[Your instructions]
Transcribe only what runs from the line containing "Extract the structured" through the final line below, exactly, and leave every picture out.
[Start Data in this exercise]
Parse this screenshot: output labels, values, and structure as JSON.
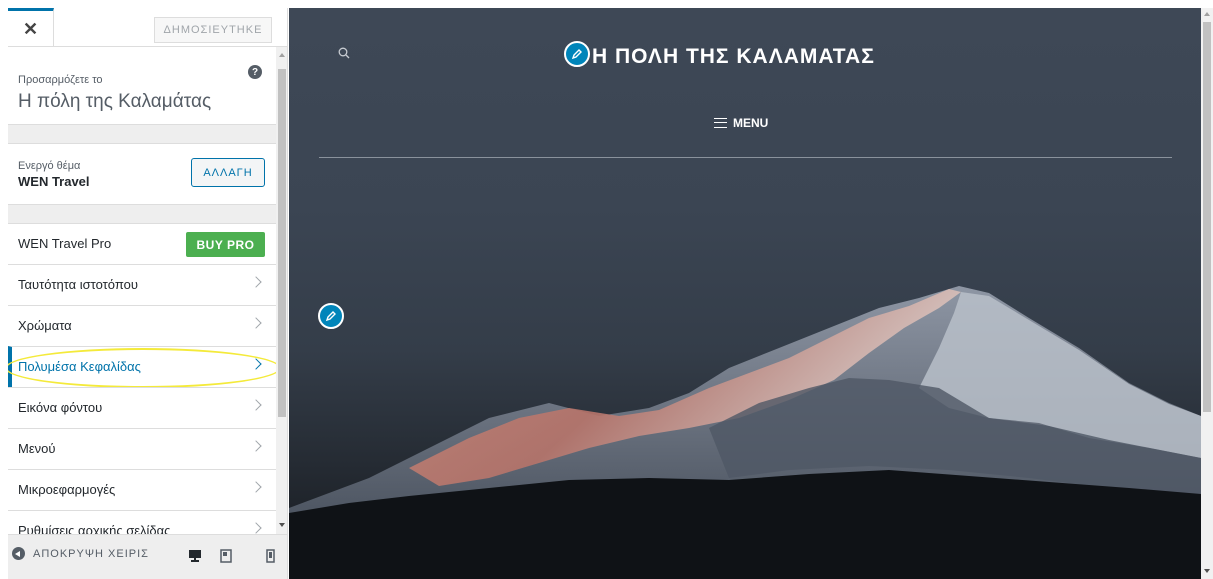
{
  "header": {
    "close_icon": "close-icon",
    "publish_label": "ΔΗΜΟΣΙΕΥΤΗΚΕ"
  },
  "info": {
    "pre_title": "Προσαρμόζετε το",
    "title": "Η πόλη της Καλαμάτας",
    "help_icon": "help-icon"
  },
  "theme": {
    "pre_title": "Ενεργό θέμα",
    "name": "WEN Travel",
    "change_label": "ΑΛΛΑΓΗ"
  },
  "menu": {
    "items": [
      {
        "label": "WEN Travel Pro",
        "button": "BUY PRO"
      },
      {
        "label": "Ταυτότητα ιστοτόπου"
      },
      {
        "label": "Χρώματα"
      },
      {
        "label": "Πολυμέσα Κεφαλίδας",
        "active": true,
        "highlighted": true
      },
      {
        "label": "Εικόνα φόντου"
      },
      {
        "label": "Μενού"
      },
      {
        "label": "Μικροεφαρμογές"
      },
      {
        "label": "Ρυθμίσεις αρχικής σελίδας"
      }
    ]
  },
  "footer": {
    "collapse_label": "ΑΠΟΚΡΥΨΗ ΧΕΙΡΙΣ",
    "devices": [
      "desktop-icon",
      "tablet-icon",
      "mobile-icon"
    ]
  },
  "preview": {
    "site_title": "Η ΠΟΛΗ ΤΗΣ ΚΑΛΑΜΑΤΑΣ",
    "menu_label": "MENU",
    "search_icon": "search-icon",
    "edit_icon": "pencil-icon"
  },
  "colors": {
    "accent": "#0073aa",
    "buy_pro": "#4caf50",
    "edit_shortcut": "#0085ba",
    "highlight": "#f4ea3a",
    "preview_bg": "#3b4553"
  }
}
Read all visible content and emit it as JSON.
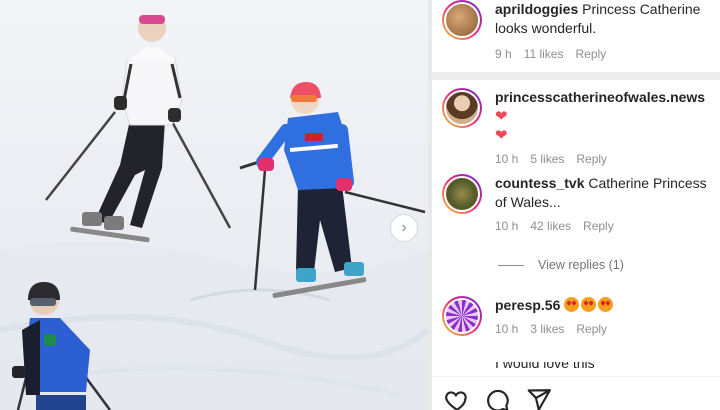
{
  "photo": {
    "description_icon": "chevron-right-icon"
  },
  "comments": [
    {
      "username": "aprildoggies",
      "text": "Princess Catherine looks wonderful.",
      "time": "9 h",
      "likes": "11 likes",
      "reply": "Reply",
      "avatar_color": "#a46b3f"
    },
    {
      "username": "princesscatherineofwales.news",
      "text": "",
      "time": "10 h",
      "likes": "5 likes",
      "reply": "Reply",
      "avatar_color": "#c7a27c"
    },
    {
      "username": "countess_tvk",
      "text": "Catherine Princess of Wales...",
      "time": "10 h",
      "likes": "42 likes",
      "reply": "Reply",
      "avatar_color": "#7a6a3a"
    },
    {
      "username": "peresp.56",
      "text": "",
      "time": "10 h",
      "likes": "3 likes",
      "reply": "Reply",
      "avatar_color": "#9b3fbf"
    }
  ],
  "view_replies": "View replies (1)",
  "partial_comment": "I would love this",
  "actions": {
    "like_icon": "heart-icon",
    "comment_icon": "comment-icon",
    "share_icon": "send-icon"
  }
}
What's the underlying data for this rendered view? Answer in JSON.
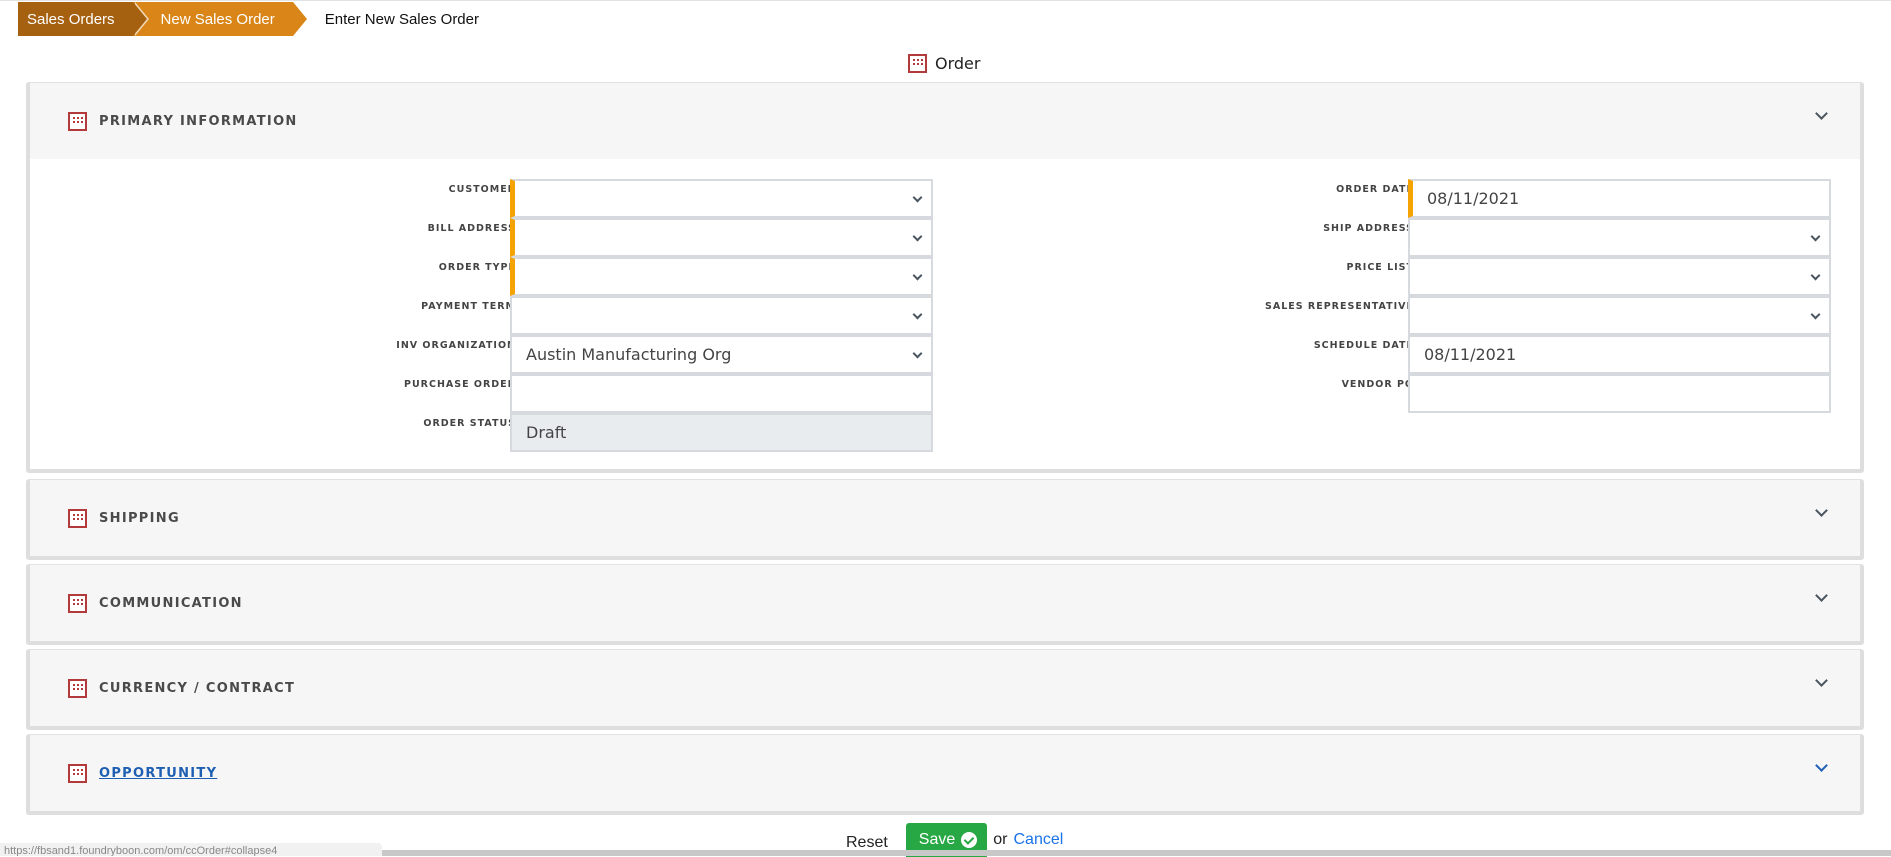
{
  "breadcrumb": {
    "items": [
      "Sales Orders",
      "New Sales Order"
    ],
    "current": "Enter New Sales Order"
  },
  "form": {
    "title": "Order",
    "title_icon": "grid-icon"
  },
  "colors": {
    "crumb_dark": "#a56010",
    "crumb_light": "#d98517",
    "required_marker": "#f5a300",
    "section_icon": "#b33a3a",
    "save_button": "#28a745",
    "link": "#1f5fb3"
  },
  "sections": [
    {
      "title": "PRIMARY INFORMATION",
      "expanded": true,
      "link": false
    },
    {
      "title": "SHIPPING",
      "expanded": false,
      "link": false
    },
    {
      "title": "COMMUNICATION",
      "expanded": false,
      "link": false
    },
    {
      "title": "CURRENCY / CONTRACT",
      "expanded": false,
      "link": false
    },
    {
      "title": "OPPORTUNITY",
      "expanded": false,
      "link": true
    }
  ],
  "primary": {
    "left": [
      {
        "label": "CUSTOMER",
        "value": "",
        "type": "select",
        "required": true
      },
      {
        "label": "BILL ADDRESS",
        "value": "",
        "type": "select",
        "required": true
      },
      {
        "label": "ORDER TYPE",
        "value": "",
        "type": "select",
        "required": true
      },
      {
        "label": "PAYMENT TERM",
        "value": "",
        "type": "select",
        "required": false
      },
      {
        "label": "INV ORGANIZATION",
        "value": "Austin Manufacturing Org",
        "type": "select",
        "required": false
      },
      {
        "label": "PURCHASE ORDER",
        "value": "",
        "type": "text",
        "required": false
      },
      {
        "label": "ORDER STATUS",
        "value": "Draft",
        "type": "readonly",
        "required": false
      }
    ],
    "right": [
      {
        "label": "ORDER DATE",
        "value": "08/11/2021",
        "type": "text",
        "required": true
      },
      {
        "label": "SHIP ADDRESS",
        "value": "",
        "type": "select",
        "required": false
      },
      {
        "label": "PRICE LIST",
        "value": "",
        "type": "select",
        "required": false
      },
      {
        "label": "SALES REPRESENTATIVE",
        "value": "",
        "type": "select",
        "required": false
      },
      {
        "label": "SCHEDULE DATE",
        "value": "08/11/2021",
        "type": "text",
        "required": false
      },
      {
        "label": "VENDOR PO",
        "value": "",
        "type": "text",
        "required": false
      }
    ]
  },
  "actions": {
    "reset": "Reset",
    "save": "Save",
    "or": "or",
    "cancel": "Cancel"
  },
  "status_bar": {
    "url": "https://fbsand1.foundryboon.com/om/ccOrder#collapse4"
  }
}
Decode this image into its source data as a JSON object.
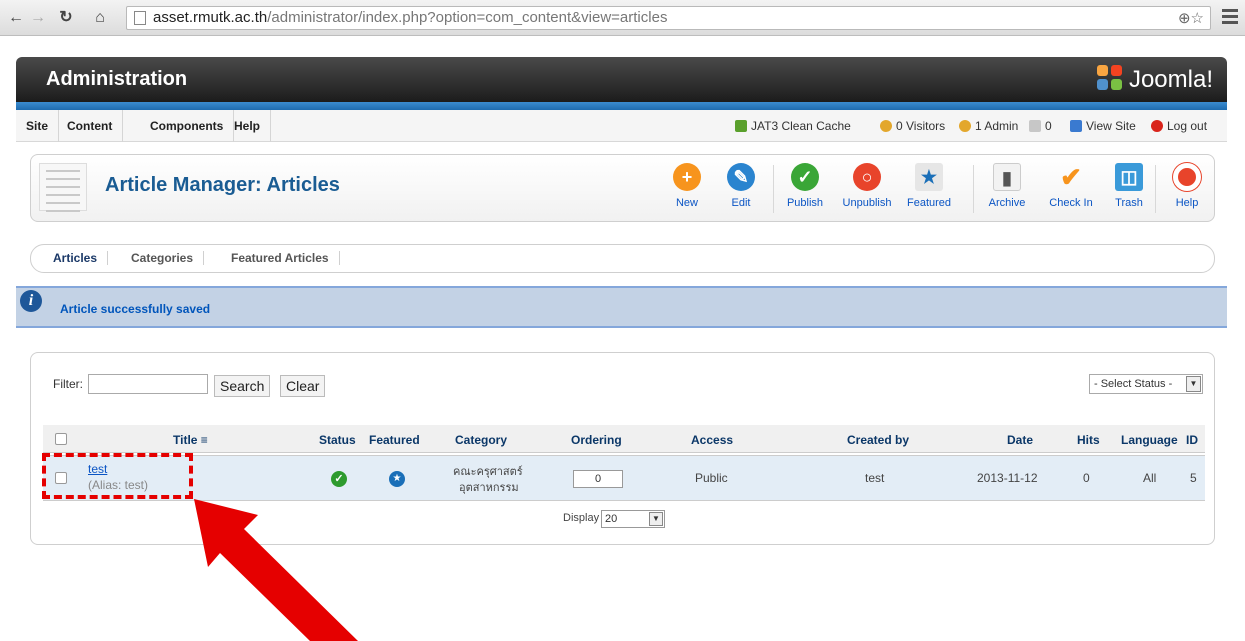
{
  "browser": {
    "url_host": "asset.rmutk.ac.th",
    "url_path": "/administrator/index.php?option=com_content&view=articles"
  },
  "header": {
    "title": "Administration",
    "brand": "Joomla!"
  },
  "menu": {
    "items": [
      "Site",
      "Content",
      "Components",
      "Help"
    ]
  },
  "status": {
    "cache": "JAT3 Clean Cache",
    "visitors": "0 Visitors",
    "admins": "1 Admin",
    "messages": "0",
    "view_site": "View Site",
    "logout": "Log out"
  },
  "toolbar": {
    "title": "Article Manager: Articles",
    "buttons": [
      {
        "label": "New",
        "icon": "plus-icon",
        "color": "#f7941d"
      },
      {
        "label": "Edit",
        "icon": "pencil-icon",
        "color": "#2a84cf"
      },
      {
        "label": "Publish",
        "icon": "check-icon",
        "color": "#3aa637"
      },
      {
        "label": "Unpublish",
        "icon": "circle-icon",
        "color": "#e8442b"
      },
      {
        "label": "Featured",
        "icon": "featured-icon",
        "color": "#1a6fb8"
      },
      {
        "label": "Archive",
        "icon": "archive-icon",
        "color": "#888888"
      },
      {
        "label": "Check In",
        "icon": "checkin-icon",
        "color": "#f7941d"
      },
      {
        "label": "Trash",
        "icon": "trash-icon",
        "color": "#3a9ad9"
      },
      {
        "label": "Help",
        "icon": "lifebuoy-icon",
        "color": "#e8442b"
      }
    ]
  },
  "subnav": {
    "items": [
      "Articles",
      "Categories",
      "Featured Articles"
    ],
    "active": "Articles"
  },
  "message": {
    "text": "Article successfully saved"
  },
  "filter": {
    "label": "Filter:",
    "value": "",
    "search_label": "Search",
    "clear_label": "Clear",
    "status_select": "- Select Status -"
  },
  "table": {
    "headers": [
      "Title",
      "Status",
      "Featured",
      "Category",
      "Ordering",
      "Access",
      "Created by",
      "Date",
      "Hits",
      "Language",
      "ID"
    ],
    "rows": [
      {
        "title": "test",
        "alias": "(Alias: test)",
        "category_line1": "คณะครุศาสตร์",
        "category_line2": "อุตสาหกรรม",
        "ordering": "0",
        "access": "Public",
        "created_by": "test",
        "date": "2013-11-12",
        "hits": "0",
        "language": "All",
        "id": "5"
      }
    ]
  },
  "pagination": {
    "label": "Display #",
    "value": "20"
  },
  "colors": {
    "accent": "#1a5c93",
    "highlight": "#e50000"
  }
}
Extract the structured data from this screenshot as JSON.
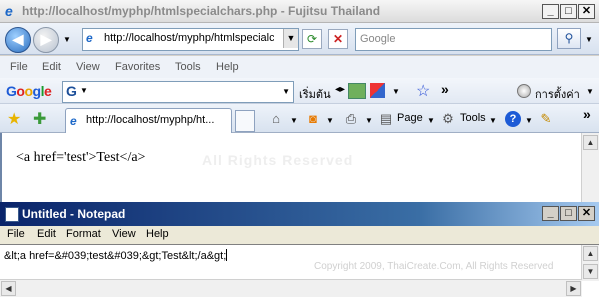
{
  "ie": {
    "title": "http://localhost/myphp/htmlspecialchars.php - Fujitsu Thailand",
    "address": "http://localhost/myphp/htmlspecialch",
    "search_placeholder": "Google",
    "menu": [
      "File",
      "Edit",
      "View",
      "Favorites",
      "Tools",
      "Help"
    ],
    "google_logo": "Google",
    "google_box_letter": "G",
    "google_search_label": "เริ่มต้น",
    "google_settings_label": "การตั้งค่า",
    "tab_label": "http://localhost/myphp/ht...",
    "page_label": "Page",
    "tools_label": "Tools",
    "content_text": "<a href='test'>Test</a>",
    "watermark": "All Rights Reserved"
  },
  "notepad": {
    "title": "Untitled - Notepad",
    "menu": [
      "File",
      "Edit",
      "Format",
      "View",
      "Help"
    ],
    "text": "&lt;a href=&#039;test&#039;&gt;Test&lt;/a&gt;",
    "copyright": "Copyright 2009, ThaiCreate.Com, All Rights Reserved"
  },
  "colors": {
    "accent": "#1d68c8",
    "notepad_title": "#0a246a"
  }
}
[End Data in this exercise]
[Output for this exercise]
Extract the structured data from this screenshot as JSON.
{
  "ie": {
    "title": "http://localhost/myphp/htmlspecialchars.php - Fujitsu Thailand",
    "address": "http://localhost/myphp/htmlspecialch",
    "search_placeholder": "Google",
    "menu": [
      "File",
      "Edit",
      "View",
      "Favorites",
      "Tools",
      "Help"
    ],
    "google_logo": "Google",
    "google_box_letter": "G",
    "google_search_label": "เริ่มต้น",
    "google_settings_label": "การตั้งค่า",
    "tab_label": "http://localhost/myphp/ht...",
    "page_label": "Page",
    "tools_label": "Tools",
    "content_text": "<a href='test'>Test</a>",
    "watermark": "All Rights Reserved"
  },
  "notepad": {
    "title": "Untitled - Notepad",
    "menu": [
      "File",
      "Edit",
      "Format",
      "View",
      "Help"
    ],
    "text": "&lt;a href=&#039;test&#039;&gt;Test&lt;/a&gt;",
    "copyright": "Copyright 2009, ThaiCreate.Com, All Rights Reserved"
  },
  "colors": {
    "accent": "#1d68c8",
    "notepad_title": "#0a246a"
  }
}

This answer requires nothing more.